Problem - Return every line of the records below verbatim, with no pictures in the copy.

Saved data entries
%%
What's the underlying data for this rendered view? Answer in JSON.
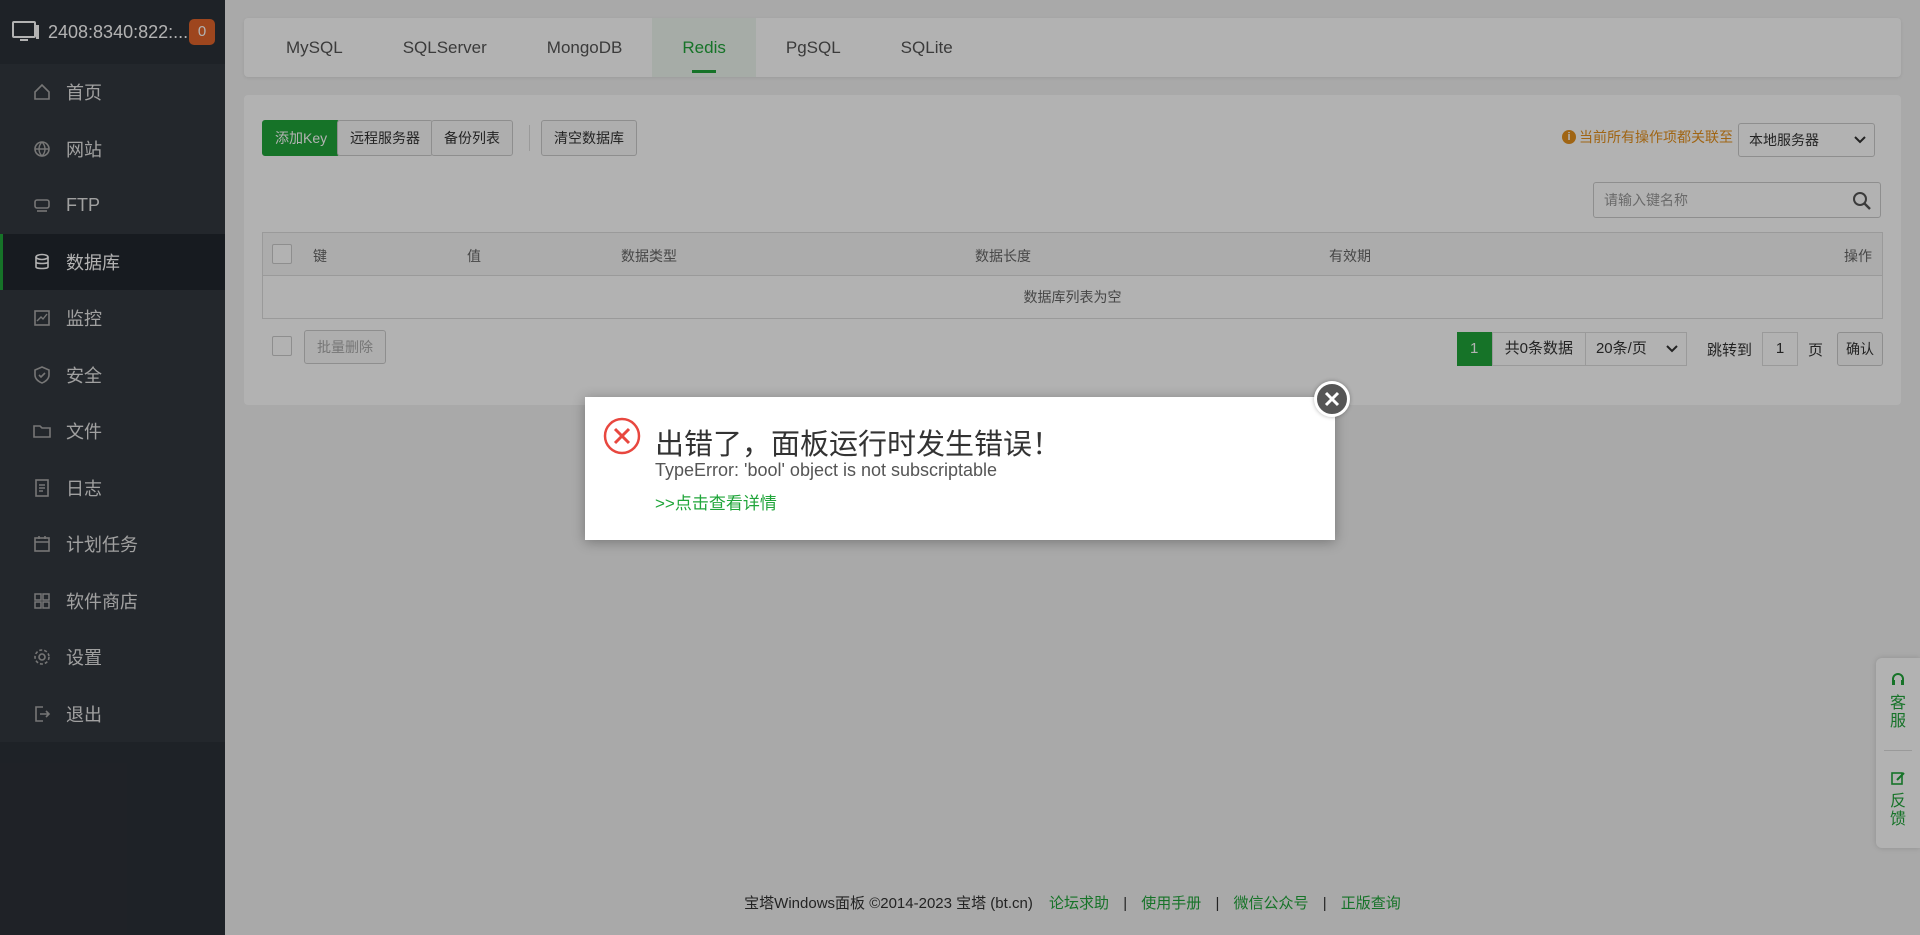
{
  "server": {
    "ip": "2408:8340:822:...",
    "badge": "0"
  },
  "sidebar": {
    "items": [
      {
        "label": "首页",
        "icon": "home-icon"
      },
      {
        "label": "网站",
        "icon": "globe-icon"
      },
      {
        "label": "FTP",
        "icon": "ftp-icon"
      },
      {
        "label": "数据库",
        "icon": "database-icon",
        "active": true
      },
      {
        "label": "监控",
        "icon": "monitor-chart-icon"
      },
      {
        "label": "安全",
        "icon": "shield-icon"
      },
      {
        "label": "文件",
        "icon": "folder-icon"
      },
      {
        "label": "日志",
        "icon": "log-icon"
      },
      {
        "label": "计划任务",
        "icon": "calendar-icon"
      },
      {
        "label": "软件商店",
        "icon": "grid-apps-icon"
      },
      {
        "label": "设置",
        "icon": "gear-icon"
      },
      {
        "label": "退出",
        "icon": "logout-icon"
      }
    ]
  },
  "tabs": [
    "MySQL",
    "SQLServer",
    "MongoDB",
    "Redis",
    "PgSQL",
    "SQLite"
  ],
  "active_tab": "Redis",
  "toolbar": {
    "add_key": "添加Key",
    "remote_server": "远程服务器",
    "backup_list": "备份列表",
    "clear_db": "清空数据库",
    "notice": "当前所有操作项都关联至",
    "server_select": "本地服务器",
    "search_placeholder": "请输入键名称"
  },
  "table": {
    "columns": [
      "键",
      "值",
      "数据类型",
      "数据长度",
      "有效期",
      "操作"
    ],
    "empty_text": "数据库列表为空",
    "batch_delete": "批量删除"
  },
  "pager": {
    "current_page": "1",
    "total": "共0条数据",
    "page_size": "20条/页",
    "goto_label": "跳转到",
    "goto_value": "1",
    "page_unit": "页",
    "confirm": "确认"
  },
  "footer": {
    "copyright": "宝塔Windows面板 ©2014-2023 宝塔 (bt.cn)",
    "links": [
      "论坛求助",
      "使用手册",
      "微信公众号",
      "正版查询"
    ],
    "separator": "|"
  },
  "float_panel": {
    "service": "客服",
    "feedback": "反馈"
  },
  "dialog": {
    "title": "出错了，面板运行时发生错误！",
    "message": "TypeError: 'bool' object is not subscriptable",
    "detail_link": ">>点击查看详情"
  },
  "colors": {
    "accent": "#20a53a",
    "sidebar_bg": "#2c3138",
    "error": "#e8473f",
    "warning": "#e6911e",
    "badge": "#e2652c"
  }
}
%%
Output of the exercise -
What's the underlying data for this rendered view? Answer in JSON.
{
  "server": {
    "ip": "2408:8340:822:...",
    "badge": "0"
  },
  "sidebar": {
    "items": [
      {
        "label": "首页",
        "icon": "home-icon"
      },
      {
        "label": "网站",
        "icon": "globe-icon"
      },
      {
        "label": "FTP",
        "icon": "ftp-icon"
      },
      {
        "label": "数据库",
        "icon": "database-icon",
        "active": true
      },
      {
        "label": "监控",
        "icon": "monitor-chart-icon"
      },
      {
        "label": "安全",
        "icon": "shield-icon"
      },
      {
        "label": "文件",
        "icon": "folder-icon"
      },
      {
        "label": "日志",
        "icon": "log-icon"
      },
      {
        "label": "计划任务",
        "icon": "calendar-icon"
      },
      {
        "label": "软件商店",
        "icon": "grid-apps-icon"
      },
      {
        "label": "设置",
        "icon": "gear-icon"
      },
      {
        "label": "退出",
        "icon": "logout-icon"
      }
    ]
  },
  "tabs": [
    "MySQL",
    "SQLServer",
    "MongoDB",
    "Redis",
    "PgSQL",
    "SQLite"
  ],
  "active_tab": "Redis",
  "toolbar": {
    "add_key": "添加Key",
    "remote_server": "远程服务器",
    "backup_list": "备份列表",
    "clear_db": "清空数据库",
    "notice": "当前所有操作项都关联至",
    "server_select": "本地服务器",
    "search_placeholder": "请输入键名称"
  },
  "table": {
    "columns": [
      "键",
      "值",
      "数据类型",
      "数据长度",
      "有效期",
      "操作"
    ],
    "empty_text": "数据库列表为空",
    "batch_delete": "批量删除"
  },
  "pager": {
    "current_page": "1",
    "total": "共0条数据",
    "page_size": "20条/页",
    "goto_label": "跳转到",
    "goto_value": "1",
    "page_unit": "页",
    "confirm": "确认"
  },
  "footer": {
    "copyright": "宝塔Windows面板 ©2014-2023 宝塔 (bt.cn)",
    "links": [
      "论坛求助",
      "使用手册",
      "微信公众号",
      "正版查询"
    ],
    "separator": "|"
  },
  "float_panel": {
    "service": "客服",
    "feedback": "反馈"
  },
  "dialog": {
    "title": "出错了，面板运行时发生错误！",
    "message": "TypeError: 'bool' object is not subscriptable",
    "detail_link": ">>点击查看详情"
  },
  "colors": {
    "accent": "#20a53a",
    "sidebar_bg": "#2c3138",
    "error": "#e8473f",
    "warning": "#e6911e",
    "badge": "#e2652c"
  }
}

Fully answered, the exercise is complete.